● **JOB**: Transcribe the whole listing without a single picture.

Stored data
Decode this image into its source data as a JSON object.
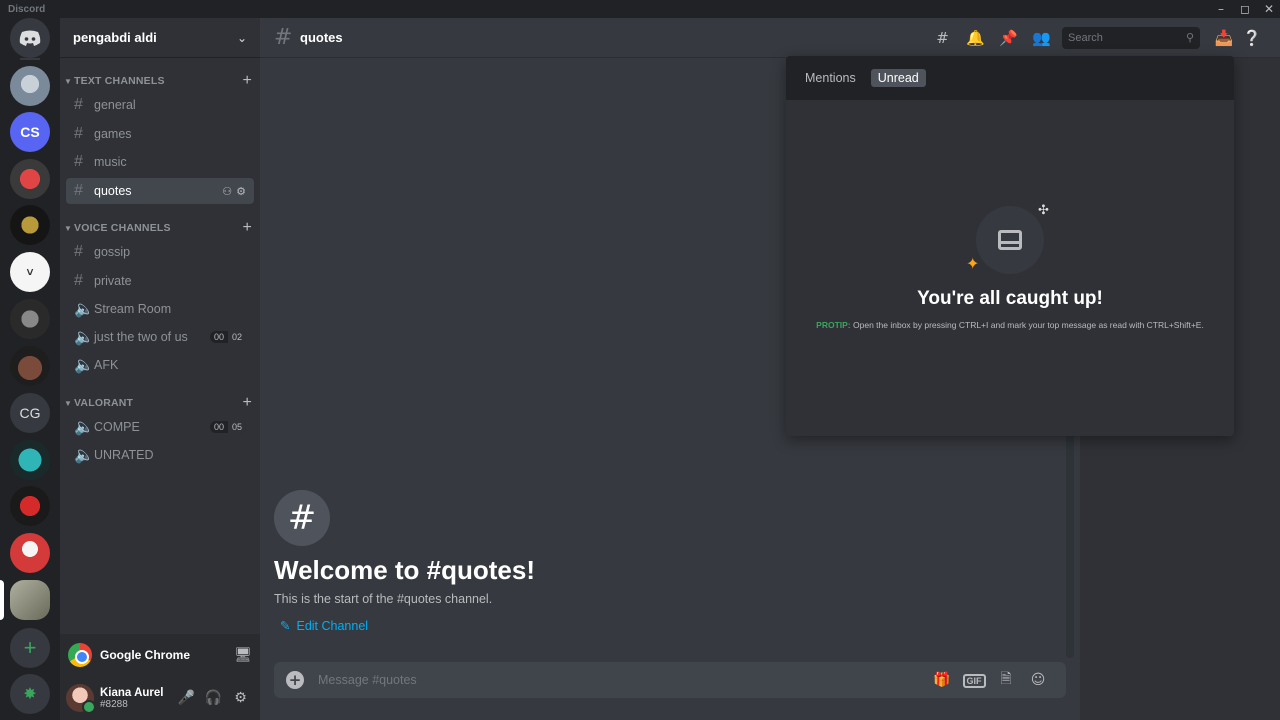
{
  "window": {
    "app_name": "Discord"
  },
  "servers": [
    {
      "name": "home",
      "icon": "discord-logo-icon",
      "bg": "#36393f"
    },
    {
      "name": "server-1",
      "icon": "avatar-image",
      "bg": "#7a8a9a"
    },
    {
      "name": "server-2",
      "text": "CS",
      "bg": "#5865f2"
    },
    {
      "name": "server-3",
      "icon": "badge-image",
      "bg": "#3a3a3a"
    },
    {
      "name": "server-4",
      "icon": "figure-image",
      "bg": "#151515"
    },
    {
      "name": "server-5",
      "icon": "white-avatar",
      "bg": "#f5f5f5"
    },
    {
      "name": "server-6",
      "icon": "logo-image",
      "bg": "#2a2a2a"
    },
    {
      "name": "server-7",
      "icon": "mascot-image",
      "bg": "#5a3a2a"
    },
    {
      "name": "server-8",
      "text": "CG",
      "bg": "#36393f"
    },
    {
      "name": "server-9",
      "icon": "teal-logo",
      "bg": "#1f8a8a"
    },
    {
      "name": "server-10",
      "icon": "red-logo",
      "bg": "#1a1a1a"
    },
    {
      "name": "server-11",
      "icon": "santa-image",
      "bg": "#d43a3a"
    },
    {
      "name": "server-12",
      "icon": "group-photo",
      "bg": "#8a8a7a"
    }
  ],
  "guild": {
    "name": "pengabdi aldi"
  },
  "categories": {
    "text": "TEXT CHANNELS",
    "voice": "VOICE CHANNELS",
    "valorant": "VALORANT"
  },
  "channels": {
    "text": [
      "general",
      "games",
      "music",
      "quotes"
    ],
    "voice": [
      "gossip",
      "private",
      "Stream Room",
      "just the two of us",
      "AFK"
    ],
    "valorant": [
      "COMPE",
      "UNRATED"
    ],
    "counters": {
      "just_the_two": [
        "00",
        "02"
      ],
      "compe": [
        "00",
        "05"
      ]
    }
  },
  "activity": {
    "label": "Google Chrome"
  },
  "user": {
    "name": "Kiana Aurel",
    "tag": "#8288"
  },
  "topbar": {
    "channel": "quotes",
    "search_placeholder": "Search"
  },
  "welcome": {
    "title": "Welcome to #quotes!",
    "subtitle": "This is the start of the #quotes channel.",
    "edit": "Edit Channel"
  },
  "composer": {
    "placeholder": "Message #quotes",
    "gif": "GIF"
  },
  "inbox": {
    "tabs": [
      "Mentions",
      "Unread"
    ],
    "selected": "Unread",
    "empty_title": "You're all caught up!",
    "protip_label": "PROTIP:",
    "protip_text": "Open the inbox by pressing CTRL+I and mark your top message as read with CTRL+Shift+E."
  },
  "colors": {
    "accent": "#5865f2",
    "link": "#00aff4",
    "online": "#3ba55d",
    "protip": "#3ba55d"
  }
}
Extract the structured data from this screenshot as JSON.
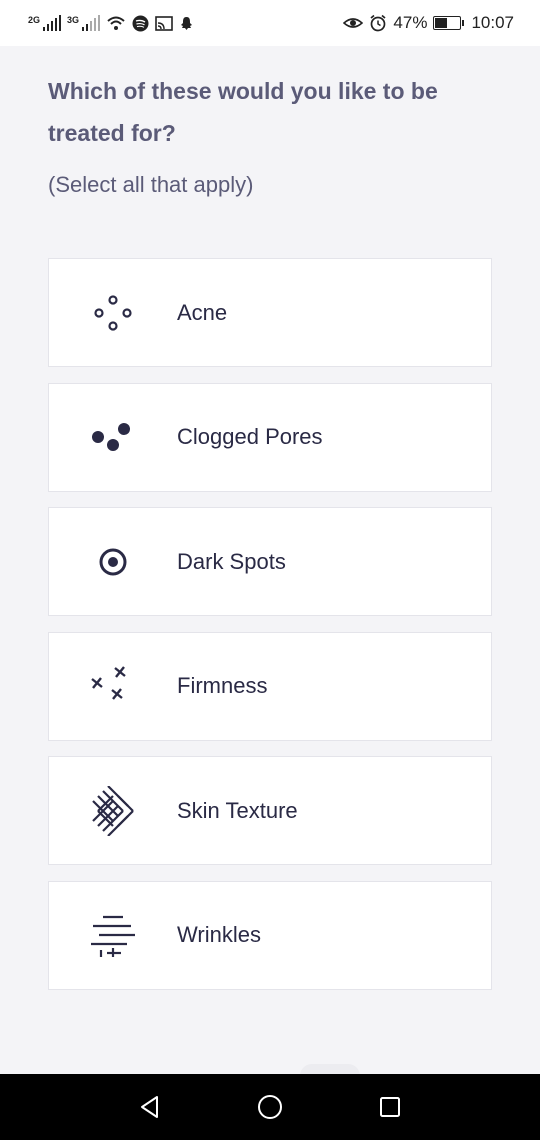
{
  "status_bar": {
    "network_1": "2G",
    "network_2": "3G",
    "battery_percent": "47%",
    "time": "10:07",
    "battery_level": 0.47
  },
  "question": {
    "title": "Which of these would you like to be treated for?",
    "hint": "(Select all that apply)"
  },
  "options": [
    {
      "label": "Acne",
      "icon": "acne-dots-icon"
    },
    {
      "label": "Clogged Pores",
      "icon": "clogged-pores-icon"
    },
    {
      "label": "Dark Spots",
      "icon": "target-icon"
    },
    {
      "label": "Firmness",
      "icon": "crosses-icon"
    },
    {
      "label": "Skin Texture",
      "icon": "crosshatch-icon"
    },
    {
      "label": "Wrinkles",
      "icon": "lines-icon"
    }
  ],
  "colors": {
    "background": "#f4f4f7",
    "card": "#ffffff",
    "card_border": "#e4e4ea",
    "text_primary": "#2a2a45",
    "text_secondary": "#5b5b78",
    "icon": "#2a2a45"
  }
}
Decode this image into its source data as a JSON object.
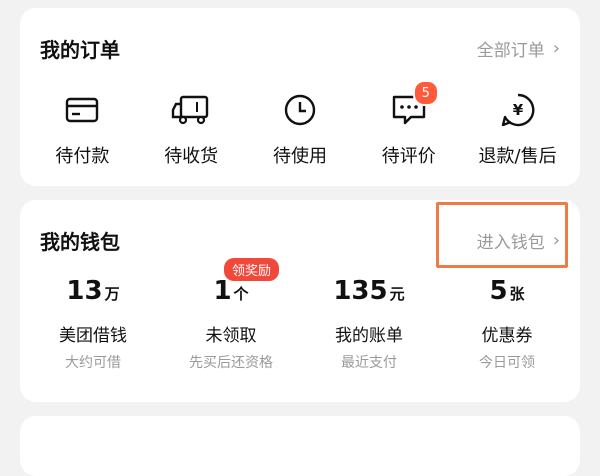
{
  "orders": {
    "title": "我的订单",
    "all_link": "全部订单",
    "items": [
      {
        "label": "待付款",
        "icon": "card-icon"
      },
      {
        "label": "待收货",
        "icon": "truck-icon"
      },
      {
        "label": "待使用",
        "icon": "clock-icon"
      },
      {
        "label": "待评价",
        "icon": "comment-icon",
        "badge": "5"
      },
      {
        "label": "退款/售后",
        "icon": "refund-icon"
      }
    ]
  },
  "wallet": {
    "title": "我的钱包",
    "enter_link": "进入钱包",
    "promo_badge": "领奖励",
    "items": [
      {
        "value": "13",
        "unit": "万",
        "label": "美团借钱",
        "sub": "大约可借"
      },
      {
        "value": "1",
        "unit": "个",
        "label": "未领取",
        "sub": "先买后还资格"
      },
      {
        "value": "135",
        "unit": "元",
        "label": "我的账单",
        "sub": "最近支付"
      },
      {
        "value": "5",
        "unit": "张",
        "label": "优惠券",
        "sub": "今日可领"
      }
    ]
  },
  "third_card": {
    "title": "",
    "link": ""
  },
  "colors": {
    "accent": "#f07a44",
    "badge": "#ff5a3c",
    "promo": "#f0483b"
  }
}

● **EXERCISE ANSWER**:
Decode this image into its source data as a JSON object.
{
  "window": {
    "app_name": "Discord"
  },
  "servers": [
    {
      "name": "home",
      "icon": "discord-logo-icon",
      "bg": "#36393f"
    },
    {
      "name": "server-1",
      "icon": "avatar-image",
      "bg": "#7a8a9a"
    },
    {
      "name": "server-2",
      "text": "CS",
      "bg": "#5865f2"
    },
    {
      "name": "server-3",
      "icon": "badge-image",
      "bg": "#3a3a3a"
    },
    {
      "name": "server-4",
      "icon": "figure-image",
      "bg": "#151515"
    },
    {
      "name": "server-5",
      "icon": "white-avatar",
      "bg": "#f5f5f5"
    },
    {
      "name": "server-6",
      "icon": "logo-image",
      "bg": "#2a2a2a"
    },
    {
      "name": "server-7",
      "icon": "mascot-image",
      "bg": "#5a3a2a"
    },
    {
      "name": "server-8",
      "text": "CG",
      "bg": "#36393f"
    },
    {
      "name": "server-9",
      "icon": "teal-logo",
      "bg": "#1f8a8a"
    },
    {
      "name": "server-10",
      "icon": "red-logo",
      "bg": "#1a1a1a"
    },
    {
      "name": "server-11",
      "icon": "santa-image",
      "bg": "#d43a3a"
    },
    {
      "name": "server-12",
      "icon": "group-photo",
      "bg": "#8a8a7a"
    }
  ],
  "guild": {
    "name": "pengabdi aldi"
  },
  "categories": {
    "text": "TEXT CHANNELS",
    "voice": "VOICE CHANNELS",
    "valorant": "VALORANT"
  },
  "channels": {
    "text": [
      "general",
      "games",
      "music",
      "quotes"
    ],
    "voice": [
      "gossip",
      "private",
      "Stream Room",
      "just the two of us",
      "AFK"
    ],
    "valorant": [
      "COMPE",
      "UNRATED"
    ],
    "counters": {
      "just_the_two": [
        "00",
        "02"
      ],
      "compe": [
        "00",
        "05"
      ]
    }
  },
  "activity": {
    "label": "Google Chrome"
  },
  "user": {
    "name": "Kiana Aurel",
    "tag": "#8288"
  },
  "topbar": {
    "channel": "quotes",
    "search_placeholder": "Search"
  },
  "welcome": {
    "title": "Welcome to #quotes!",
    "subtitle": "This is the start of the #quotes channel.",
    "edit": "Edit Channel"
  },
  "composer": {
    "placeholder": "Message #quotes",
    "gif": "GIF"
  },
  "inbox": {
    "tabs": [
      "Mentions",
      "Unread"
    ],
    "selected": "Unread",
    "empty_title": "You're all caught up!",
    "protip_label": "PROTIP:",
    "protip_text": "Open the inbox by pressing CTRL+I and mark your top message as read with CTRL+Shift+E."
  },
  "colors": {
    "accent": "#5865f2",
    "link": "#00aff4",
    "online": "#3ba55d",
    "protip": "#3ba55d"
  }
}
Extract the structured data from this screenshot as JSON.
{
  "status_bar": {
    "network_1": "2G",
    "network_2": "3G",
    "battery_percent": "47%",
    "time": "10:07",
    "battery_level": 0.47
  },
  "question": {
    "title": "Which of these would you like to be treated for?",
    "hint": "(Select all that apply)"
  },
  "options": [
    {
      "label": "Acne",
      "icon": "acne-dots-icon"
    },
    {
      "label": "Clogged Pores",
      "icon": "clogged-pores-icon"
    },
    {
      "label": "Dark Spots",
      "icon": "target-icon"
    },
    {
      "label": "Firmness",
      "icon": "crosses-icon"
    },
    {
      "label": "Skin Texture",
      "icon": "crosshatch-icon"
    },
    {
      "label": "Wrinkles",
      "icon": "lines-icon"
    }
  ],
  "colors": {
    "background": "#f4f4f7",
    "card": "#ffffff",
    "card_border": "#e4e4ea",
    "text_primary": "#2a2a45",
    "text_secondary": "#5b5b78",
    "icon": "#2a2a45"
  }
}
Decode this image into its source data as a JSON object.
{
  "orders": {
    "title": "我的订单",
    "all_link": "全部订单",
    "items": [
      {
        "label": "待付款",
        "icon": "card-icon"
      },
      {
        "label": "待收货",
        "icon": "truck-icon"
      },
      {
        "label": "待使用",
        "icon": "clock-icon"
      },
      {
        "label": "待评价",
        "icon": "comment-icon",
        "badge": "5"
      },
      {
        "label": "退款/售后",
        "icon": "refund-icon"
      }
    ]
  },
  "wallet": {
    "title": "我的钱包",
    "enter_link": "进入钱包",
    "promo_badge": "领奖励",
    "items": [
      {
        "value": "13",
        "unit": "万",
        "label": "美团借钱",
        "sub": "大约可借"
      },
      {
        "value": "1",
        "unit": "个",
        "label": "未领取",
        "sub": "先买后还资格"
      },
      {
        "value": "135",
        "unit": "元",
        "label": "我的账单",
        "sub": "最近支付"
      },
      {
        "value": "5",
        "unit": "张",
        "label": "优惠券",
        "sub": "今日可领"
      }
    ]
  },
  "third_card": {
    "title": "",
    "link": ""
  },
  "colors": {
    "accent": "#f07a44",
    "badge": "#ff5a3c",
    "promo": "#f0483b"
  }
}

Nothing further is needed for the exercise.